Can you write out each of the rows below again, character for character and with nothing changed?

─── RECORDS FOR THE TASK ───

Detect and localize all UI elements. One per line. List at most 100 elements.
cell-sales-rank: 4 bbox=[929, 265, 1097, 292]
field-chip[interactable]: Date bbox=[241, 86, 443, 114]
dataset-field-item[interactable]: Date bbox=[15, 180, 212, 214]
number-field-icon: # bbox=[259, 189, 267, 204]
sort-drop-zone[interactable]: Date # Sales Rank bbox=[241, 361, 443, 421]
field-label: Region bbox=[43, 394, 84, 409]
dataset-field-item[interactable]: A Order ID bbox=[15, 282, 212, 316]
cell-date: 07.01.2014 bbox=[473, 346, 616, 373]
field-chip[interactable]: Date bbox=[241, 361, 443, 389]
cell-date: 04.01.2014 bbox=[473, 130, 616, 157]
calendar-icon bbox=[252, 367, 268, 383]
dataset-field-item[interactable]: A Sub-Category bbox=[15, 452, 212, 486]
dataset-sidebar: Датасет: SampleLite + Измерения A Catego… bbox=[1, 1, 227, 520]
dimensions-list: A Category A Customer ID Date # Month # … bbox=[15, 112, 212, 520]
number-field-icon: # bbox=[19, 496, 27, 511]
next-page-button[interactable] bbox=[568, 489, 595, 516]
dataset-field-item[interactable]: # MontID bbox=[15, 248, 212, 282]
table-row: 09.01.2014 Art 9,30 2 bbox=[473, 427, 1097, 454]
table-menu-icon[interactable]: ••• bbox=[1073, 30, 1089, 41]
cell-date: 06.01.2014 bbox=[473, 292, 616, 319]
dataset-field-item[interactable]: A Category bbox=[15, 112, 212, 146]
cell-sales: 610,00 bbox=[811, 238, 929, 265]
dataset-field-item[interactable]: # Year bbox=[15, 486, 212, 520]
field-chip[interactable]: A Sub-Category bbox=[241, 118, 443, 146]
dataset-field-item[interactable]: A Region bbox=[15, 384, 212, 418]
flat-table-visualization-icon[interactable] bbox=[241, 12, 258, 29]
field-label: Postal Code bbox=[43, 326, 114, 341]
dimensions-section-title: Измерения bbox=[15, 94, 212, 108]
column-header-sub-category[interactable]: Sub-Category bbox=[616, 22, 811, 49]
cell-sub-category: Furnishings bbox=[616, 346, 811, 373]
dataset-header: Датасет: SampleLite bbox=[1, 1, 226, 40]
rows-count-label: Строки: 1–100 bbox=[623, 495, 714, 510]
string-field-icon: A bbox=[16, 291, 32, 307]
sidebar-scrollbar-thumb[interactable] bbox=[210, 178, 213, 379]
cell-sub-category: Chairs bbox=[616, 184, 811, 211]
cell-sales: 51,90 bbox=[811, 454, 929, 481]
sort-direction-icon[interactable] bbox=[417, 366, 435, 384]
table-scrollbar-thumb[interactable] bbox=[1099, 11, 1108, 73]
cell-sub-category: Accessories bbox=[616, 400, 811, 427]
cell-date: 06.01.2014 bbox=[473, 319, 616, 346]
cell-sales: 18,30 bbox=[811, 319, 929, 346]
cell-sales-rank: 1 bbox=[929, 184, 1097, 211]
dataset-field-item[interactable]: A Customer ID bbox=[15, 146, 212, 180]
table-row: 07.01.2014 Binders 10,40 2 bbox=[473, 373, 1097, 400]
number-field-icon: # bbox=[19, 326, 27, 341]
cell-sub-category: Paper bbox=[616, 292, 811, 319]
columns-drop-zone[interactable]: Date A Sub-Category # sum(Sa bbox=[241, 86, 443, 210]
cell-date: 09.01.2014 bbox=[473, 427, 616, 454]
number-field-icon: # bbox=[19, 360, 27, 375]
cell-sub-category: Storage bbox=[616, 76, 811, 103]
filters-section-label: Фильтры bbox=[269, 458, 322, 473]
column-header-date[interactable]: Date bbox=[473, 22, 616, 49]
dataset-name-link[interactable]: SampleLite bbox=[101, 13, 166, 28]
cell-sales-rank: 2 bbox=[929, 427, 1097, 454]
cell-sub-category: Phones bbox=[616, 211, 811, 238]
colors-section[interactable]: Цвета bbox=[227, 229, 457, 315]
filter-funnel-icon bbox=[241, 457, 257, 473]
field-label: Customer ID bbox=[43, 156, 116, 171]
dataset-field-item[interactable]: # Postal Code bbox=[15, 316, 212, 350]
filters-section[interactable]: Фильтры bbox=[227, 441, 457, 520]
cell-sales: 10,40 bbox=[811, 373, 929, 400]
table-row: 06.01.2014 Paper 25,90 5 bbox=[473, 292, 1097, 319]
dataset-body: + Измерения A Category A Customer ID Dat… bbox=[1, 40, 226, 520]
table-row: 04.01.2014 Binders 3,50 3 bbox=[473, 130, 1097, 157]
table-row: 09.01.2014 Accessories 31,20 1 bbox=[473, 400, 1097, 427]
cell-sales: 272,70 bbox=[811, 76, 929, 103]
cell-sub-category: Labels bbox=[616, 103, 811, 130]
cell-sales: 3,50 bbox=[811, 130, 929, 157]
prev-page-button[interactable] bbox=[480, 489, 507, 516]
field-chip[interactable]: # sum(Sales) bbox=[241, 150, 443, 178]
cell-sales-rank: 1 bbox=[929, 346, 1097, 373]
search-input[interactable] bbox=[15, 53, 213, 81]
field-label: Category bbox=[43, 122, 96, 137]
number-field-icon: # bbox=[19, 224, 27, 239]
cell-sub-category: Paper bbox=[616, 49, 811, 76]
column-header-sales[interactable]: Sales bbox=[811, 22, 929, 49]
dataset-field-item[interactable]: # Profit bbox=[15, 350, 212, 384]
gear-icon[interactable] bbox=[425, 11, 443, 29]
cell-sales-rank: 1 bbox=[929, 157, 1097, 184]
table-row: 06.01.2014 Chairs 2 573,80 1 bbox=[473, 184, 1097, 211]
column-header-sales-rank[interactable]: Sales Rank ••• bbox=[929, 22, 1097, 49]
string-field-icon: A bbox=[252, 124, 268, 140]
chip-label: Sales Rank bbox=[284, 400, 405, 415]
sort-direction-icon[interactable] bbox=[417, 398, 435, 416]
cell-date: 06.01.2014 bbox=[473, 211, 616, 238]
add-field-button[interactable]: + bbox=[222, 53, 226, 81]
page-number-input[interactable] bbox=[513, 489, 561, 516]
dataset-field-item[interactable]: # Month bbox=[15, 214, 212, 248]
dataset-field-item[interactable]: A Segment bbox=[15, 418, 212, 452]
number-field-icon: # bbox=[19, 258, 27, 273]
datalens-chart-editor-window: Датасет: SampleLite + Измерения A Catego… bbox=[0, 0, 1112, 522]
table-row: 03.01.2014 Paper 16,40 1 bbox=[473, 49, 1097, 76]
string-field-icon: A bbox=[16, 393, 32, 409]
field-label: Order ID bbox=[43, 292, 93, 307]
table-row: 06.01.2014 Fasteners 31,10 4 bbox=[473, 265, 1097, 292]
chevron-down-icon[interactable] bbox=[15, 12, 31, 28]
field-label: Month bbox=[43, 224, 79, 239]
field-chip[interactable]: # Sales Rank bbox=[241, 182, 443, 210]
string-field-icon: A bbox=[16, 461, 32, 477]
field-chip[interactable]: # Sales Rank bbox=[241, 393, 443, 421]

───

**TASK RESULT:**
Detect and localize all UI elements. One per line. List at most 100 elements.
cell-sales-rank: 4 bbox=[929, 265, 1097, 292]
field-chip[interactable]: Date bbox=[241, 86, 443, 114]
dataset-field-item[interactable]: Date bbox=[15, 180, 212, 214]
number-field-icon: # bbox=[259, 189, 267, 204]
sort-drop-zone[interactable]: Date # Sales Rank bbox=[241, 361, 443, 421]
field-label: Region bbox=[43, 394, 84, 409]
dataset-field-item[interactable]: A Order ID bbox=[15, 282, 212, 316]
cell-date: 07.01.2014 bbox=[473, 346, 616, 373]
field-chip[interactable]: Date bbox=[241, 361, 443, 389]
cell-date: 04.01.2014 bbox=[473, 130, 616, 157]
calendar-icon bbox=[252, 367, 268, 383]
dataset-field-item[interactable]: A Sub-Category bbox=[15, 452, 212, 486]
dataset-sidebar: Датасет: SampleLite + Измерения A Catego… bbox=[1, 1, 227, 520]
dimensions-list: A Category A Customer ID Date # Month # … bbox=[15, 112, 212, 520]
number-field-icon: # bbox=[19, 496, 27, 511]
next-page-button[interactable] bbox=[568, 489, 595, 516]
dataset-field-item[interactable]: # MontID bbox=[15, 248, 212, 282]
table-row: 09.01.2014 Art 9,30 2 bbox=[473, 427, 1097, 454]
table-menu-icon[interactable]: ••• bbox=[1073, 30, 1089, 41]
cell-date: 06.01.2014 bbox=[473, 292, 616, 319]
dataset-field-item[interactable]: A Category bbox=[15, 112, 212, 146]
cell-sales: 610,00 bbox=[811, 238, 929, 265]
dataset-field-item[interactable]: # Year bbox=[15, 486, 212, 520]
field-chip[interactable]: A Sub-Category bbox=[241, 118, 443, 146]
dataset-field-item[interactable]: A Region bbox=[15, 384, 212, 418]
flat-table-visualization-icon[interactable] bbox=[241, 12, 258, 29]
field-label: Postal Code bbox=[43, 326, 114, 341]
dimensions-section-title: Измерения bbox=[15, 94, 212, 108]
column-header-sub-category[interactable]: Sub-Category bbox=[616, 22, 811, 49]
cell-sub-category: Furnishings bbox=[616, 346, 811, 373]
dataset-header: Датасет: SampleLite bbox=[1, 1, 226, 40]
rows-count-label: Строки: 1–100 bbox=[623, 495, 714, 510]
string-field-icon: A bbox=[16, 291, 32, 307]
sidebar-scrollbar-thumb[interactable] bbox=[210, 178, 213, 379]
cell-sub-category: Chairs bbox=[616, 184, 811, 211]
cell-sales: 51,90 bbox=[811, 454, 929, 481]
sort-direction-icon[interactable] bbox=[417, 366, 435, 384]
table-scrollbar-thumb[interactable] bbox=[1099, 11, 1108, 73]
cell-sub-category: Accessories bbox=[616, 400, 811, 427]
cell-date: 06.01.2014 bbox=[473, 319, 616, 346]
cell-sales: 18,30 bbox=[811, 319, 929, 346]
cell-sales-rank: 1 bbox=[929, 184, 1097, 211]
dataset-field-item[interactable]: A Customer ID bbox=[15, 146, 212, 180]
table-row: 07.01.2014 Binders 10,40 2 bbox=[473, 373, 1097, 400]
number-field-icon: # bbox=[19, 326, 27, 341]
cell-sub-category: Paper bbox=[616, 292, 811, 319]
columns-drop-zone[interactable]: Date A Sub-Category # sum(Sa bbox=[241, 86, 443, 210]
cell-date: 09.01.2014 bbox=[473, 427, 616, 454]
number-field-icon: # bbox=[19, 360, 27, 375]
cell-sub-category: Storage bbox=[616, 76, 811, 103]
filters-section-label: Фильтры bbox=[269, 458, 322, 473]
column-header-date[interactable]: Date bbox=[473, 22, 616, 49]
dataset-name-link[interactable]: SampleLite bbox=[101, 13, 166, 28]
cell-sales-rank: 2 bbox=[929, 427, 1097, 454]
cell-sub-category: Phones bbox=[616, 211, 811, 238]
colors-section[interactable]: Цвета bbox=[227, 229, 457, 315]
filter-funnel-icon bbox=[241, 457, 257, 473]
field-label: Customer ID bbox=[43, 156, 116, 171]
dataset-field-item[interactable]: # Postal Code bbox=[15, 316, 212, 350]
filters-section[interactable]: Фильтры bbox=[227, 441, 457, 520]
cell-sales: 10,40 bbox=[811, 373, 929, 400]
table-row: 06.01.2014 Paper 25,90 5 bbox=[473, 292, 1097, 319]
dataset-body: + Измерения A Category A Customer ID Dat… bbox=[1, 40, 226, 520]
table-row: 04.01.2014 Binders 3,50 3 bbox=[473, 130, 1097, 157]
table-row: 09.01.2014 Accessories 31,20 1 bbox=[473, 400, 1097, 427]
cell-sales: 272,70 bbox=[811, 76, 929, 103]
cell-sub-category: Labels bbox=[616, 103, 811, 130]
cell-sales: 3,50 bbox=[811, 130, 929, 157]
prev-page-button[interactable] bbox=[480, 489, 507, 516]
field-chip[interactable]: # sum(Sales) bbox=[241, 150, 443, 178]
cell-sales-rank: 1 bbox=[929, 346, 1097, 373]
search-input[interactable] bbox=[15, 53, 213, 81]
field-label: Category bbox=[43, 122, 96, 137]
number-field-icon: # bbox=[19, 224, 27, 239]
cell-sub-category: Paper bbox=[616, 49, 811, 76]
column-header-sales[interactable]: Sales bbox=[811, 22, 929, 49]
dataset-field-item[interactable]: # Profit bbox=[15, 350, 212, 384]
gear-icon[interactable] bbox=[425, 11, 443, 29]
cell-sales-rank: 1 bbox=[929, 157, 1097, 184]
table-row: 06.01.2014 Chairs 2 573,80 1 bbox=[473, 184, 1097, 211]
column-header-sales-rank[interactable]: Sales Rank ••• bbox=[929, 22, 1097, 49]
string-field-icon: A bbox=[252, 124, 268, 140]
chip-label: Sales Rank bbox=[284, 400, 405, 415]
sort-direction-icon[interactable] bbox=[417, 398, 435, 416]
cell-date: 06.01.2014 bbox=[473, 211, 616, 238]
add-field-button[interactable]: + bbox=[222, 53, 226, 81]
page-number-input[interactable] bbox=[513, 489, 561, 516]
dataset-field-item[interactable]: # Month bbox=[15, 214, 212, 248]
dataset-field-item[interactable]: A Segment bbox=[15, 418, 212, 452]
number-field-icon: # bbox=[19, 258, 27, 273]
datalens-chart-editor-window: Датасет: SampleLite + Измерения A Catego… bbox=[0, 0, 1112, 522]
table-row: 03.01.2014 Paper 16,40 1 bbox=[473, 49, 1097, 76]
string-field-icon: A bbox=[16, 393, 32, 409]
field-label: Order ID bbox=[43, 292, 93, 307]
table-row: 06.01.2014 Fasteners 31,10 4 bbox=[473, 265, 1097, 292]
chevron-down-icon[interactable] bbox=[15, 12, 31, 28]
field-label: Month bbox=[43, 224, 79, 239]
field-chip[interactable]: # Sales Rank bbox=[241, 182, 443, 210]
string-field-icon: A bbox=[16, 461, 32, 477]
field-chip[interactable]: # Sales Rank bbox=[241, 393, 443, 421]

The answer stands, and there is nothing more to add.